» **What is needed**: Below are records to repeat exactly. Omit the pictures from the copy.

[Data records]
------------------------------
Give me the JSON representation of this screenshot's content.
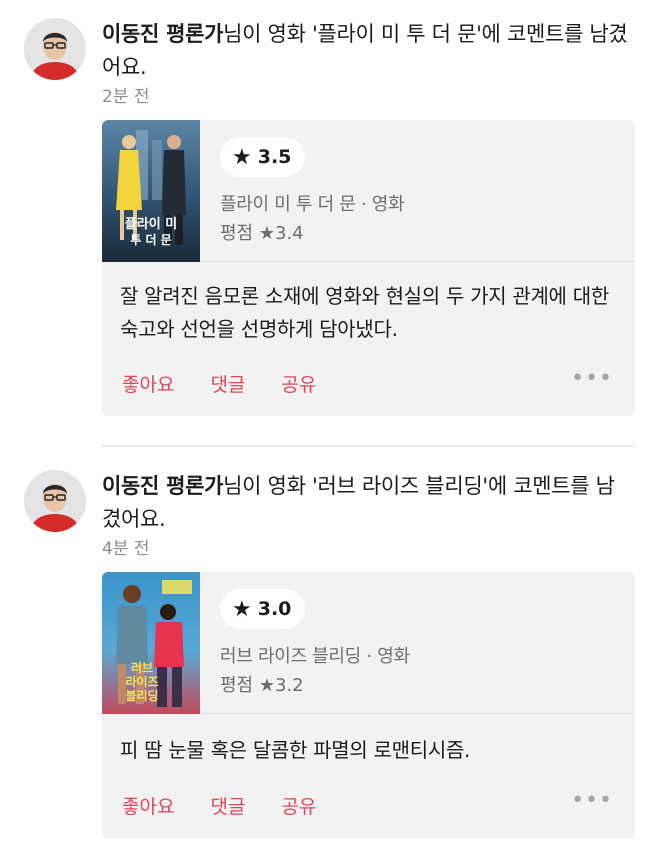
{
  "colors": {
    "accent": "#e0455e",
    "card_bg": "#f2f2f2",
    "muted": "#8e8e8e"
  },
  "feed": [
    {
      "author": "이동진 평론가",
      "headline_rest": "님이 영화 '플라이 미 투 더 문'에 코멘트를 남겼어요.",
      "time": "2분 전",
      "my_rating": "3.5",
      "movie_meta": "플라이 미 투 더 문 · 영화",
      "avg_label": "평점",
      "avg_value": "3.4",
      "comment": "잘 알려진 음모론 소재에 영화와 현실의 두 가지 관계에 대한 숙고와 선언을 선명하게 담아냈다.",
      "actions": {
        "like": "좋아요",
        "comment": "댓글",
        "share": "공유"
      },
      "more_icon": "ellipsis-icon"
    },
    {
      "author": "이동진 평론가",
      "headline_rest": "님이 영화 '러브 라이즈 블리딩'에 코멘트를 남겼어요.",
      "time": "4분 전",
      "my_rating": "3.0",
      "movie_meta": "러브 라이즈 블리딩 · 영화",
      "avg_label": "평점",
      "avg_value": "3.2",
      "comment": "피 땀 눈물 혹은 달콤한 파멸의 로맨티시즘.",
      "actions": {
        "like": "좋아요",
        "comment": "댓글",
        "share": "공유"
      },
      "more_icon": "ellipsis-icon"
    }
  ]
}
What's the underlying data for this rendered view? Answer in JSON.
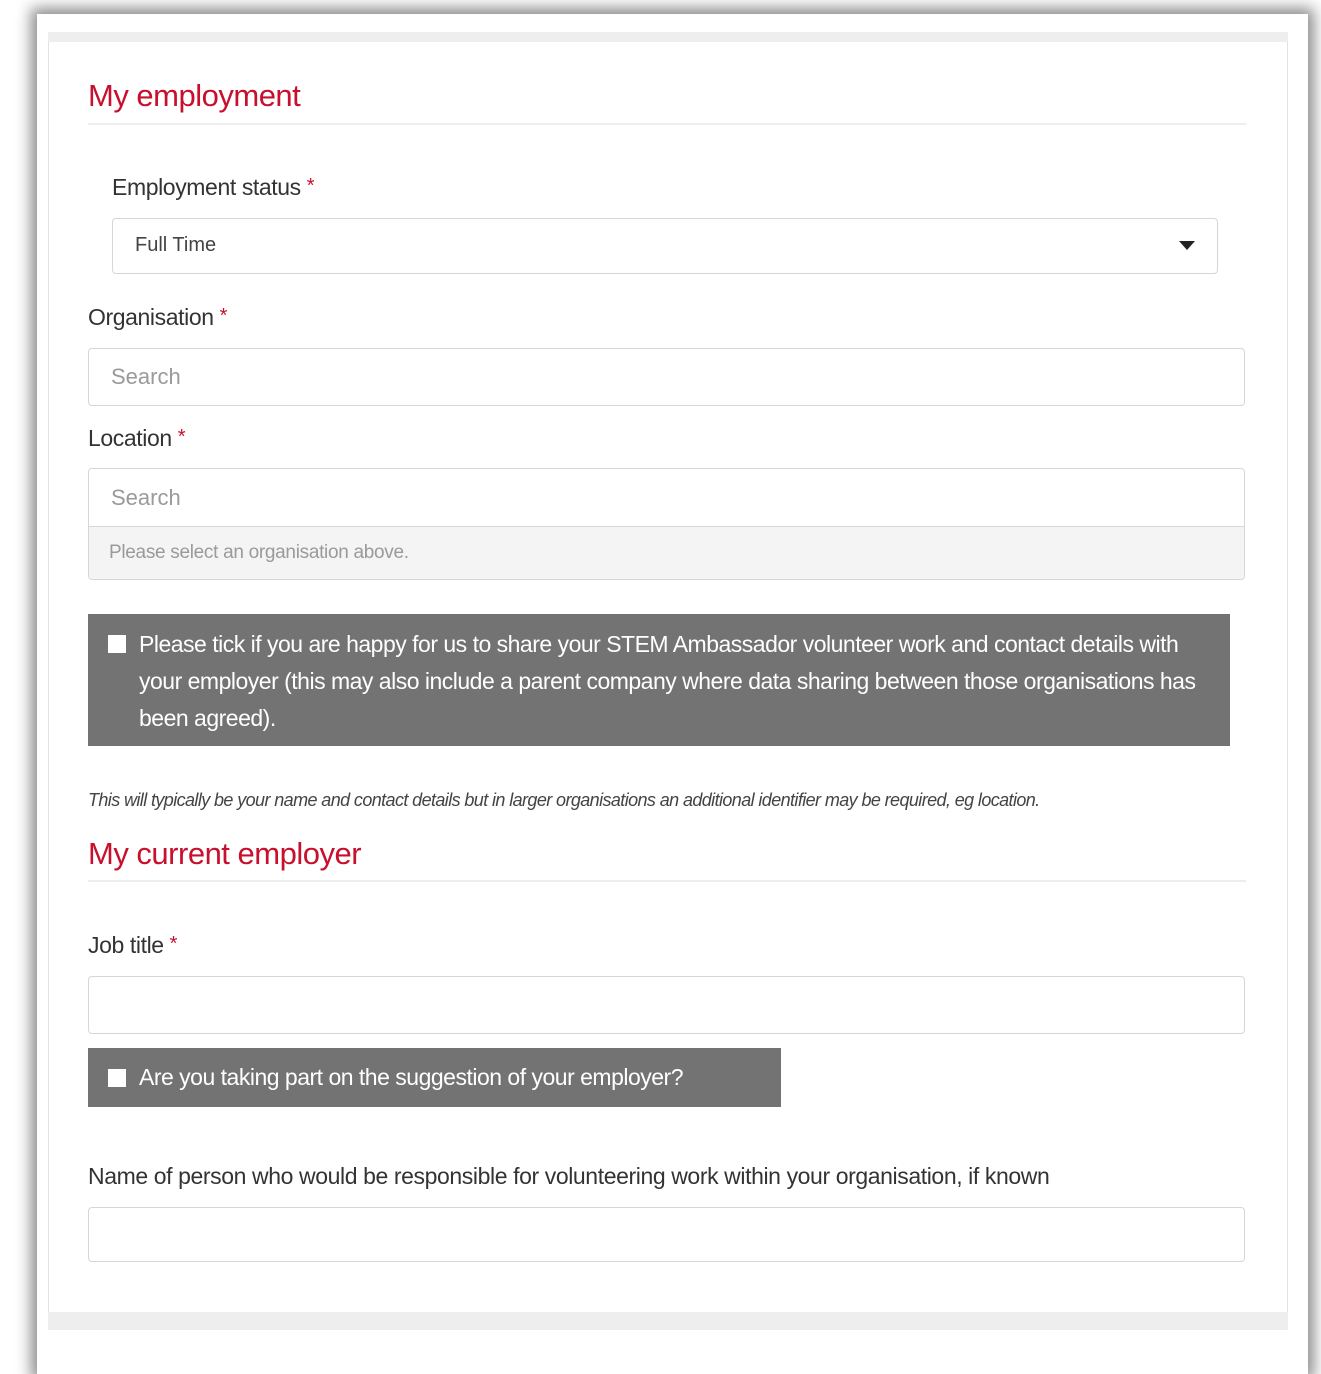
{
  "employment": {
    "title": "My employment",
    "status_label": "Employment status",
    "status_value": "Full Time",
    "organisation_label": "Organisation",
    "organisation_placeholder": "Search",
    "location_label": "Location",
    "location_placeholder": "Search",
    "location_help": "Please select an organisation above.",
    "share_consent": "Please tick if you are happy for us to share your STEM Ambassador volunteer work and contact details with your employer (this may also include a parent company where data sharing between those organisations has been agreed).",
    "share_note": "This will typically be your name and contact details but in larger organisations an additional identifier may be required, eg location."
  },
  "current_employer": {
    "title": "My current employer",
    "job_title_label": "Job title",
    "job_title_value": "",
    "suggestion_label": "Are you taking part on the suggestion of your employer?",
    "responsible_label": "Name of person who would be responsible for volunteering work within your organisation, if known",
    "responsible_value": ""
  },
  "required_marker": "*",
  "colors": {
    "accent": "#c8102e",
    "consent_bg": "#737373"
  },
  "icons": {
    "dropdown": "caret-down-icon"
  }
}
------------------------------
» **Result**:
Give me the JSON representation of this screenshot's content.
{
  "colors": {
    "accent": "#e0455e",
    "card_bg": "#f2f2f2",
    "muted": "#8e8e8e"
  },
  "feed": [
    {
      "author": "이동진 평론가",
      "headline_rest": "님이 영화 '플라이 미 투 더 문'에 코멘트를 남겼어요.",
      "time": "2분 전",
      "my_rating": "3.5",
      "movie_meta": "플라이 미 투 더 문 · 영화",
      "avg_label": "평점",
      "avg_value": "3.4",
      "comment": "잘 알려진 음모론 소재에 영화와 현실의 두 가지 관계에 대한 숙고와 선언을 선명하게 담아냈다.",
      "actions": {
        "like": "좋아요",
        "comment": "댓글",
        "share": "공유"
      },
      "more_icon": "ellipsis-icon"
    },
    {
      "author": "이동진 평론가",
      "headline_rest": "님이 영화 '러브 라이즈 블리딩'에 코멘트를 남겼어요.",
      "time": "4분 전",
      "my_rating": "3.0",
      "movie_meta": "러브 라이즈 블리딩 · 영화",
      "avg_label": "평점",
      "avg_value": "3.2",
      "comment": "피 땀 눈물 혹은 달콤한 파멸의 로맨티시즘.",
      "actions": {
        "like": "좋아요",
        "comment": "댓글",
        "share": "공유"
      },
      "more_icon": "ellipsis-icon"
    }
  ]
}
What's the underlying data for this rendered view? Answer in JSON.
{
  "employment": {
    "title": "My employment",
    "status_label": "Employment status",
    "status_value": "Full Time",
    "organisation_label": "Organisation",
    "organisation_placeholder": "Search",
    "location_label": "Location",
    "location_placeholder": "Search",
    "location_help": "Please select an organisation above.",
    "share_consent": "Please tick if you are happy for us to share your STEM Ambassador volunteer work and contact details with your employer (this may also include a parent company where data sharing between those organisations has been agreed).",
    "share_note": "This will typically be your name and contact details but in larger organisations an additional identifier may be required, eg location."
  },
  "current_employer": {
    "title": "My current employer",
    "job_title_label": "Job title",
    "job_title_value": "",
    "suggestion_label": "Are you taking part on the suggestion of your employer?",
    "responsible_label": "Name of person who would be responsible for volunteering work within your organisation, if known",
    "responsible_value": ""
  },
  "required_marker": "*",
  "colors": {
    "accent": "#c8102e",
    "consent_bg": "#737373"
  },
  "icons": {
    "dropdown": "caret-down-icon"
  }
}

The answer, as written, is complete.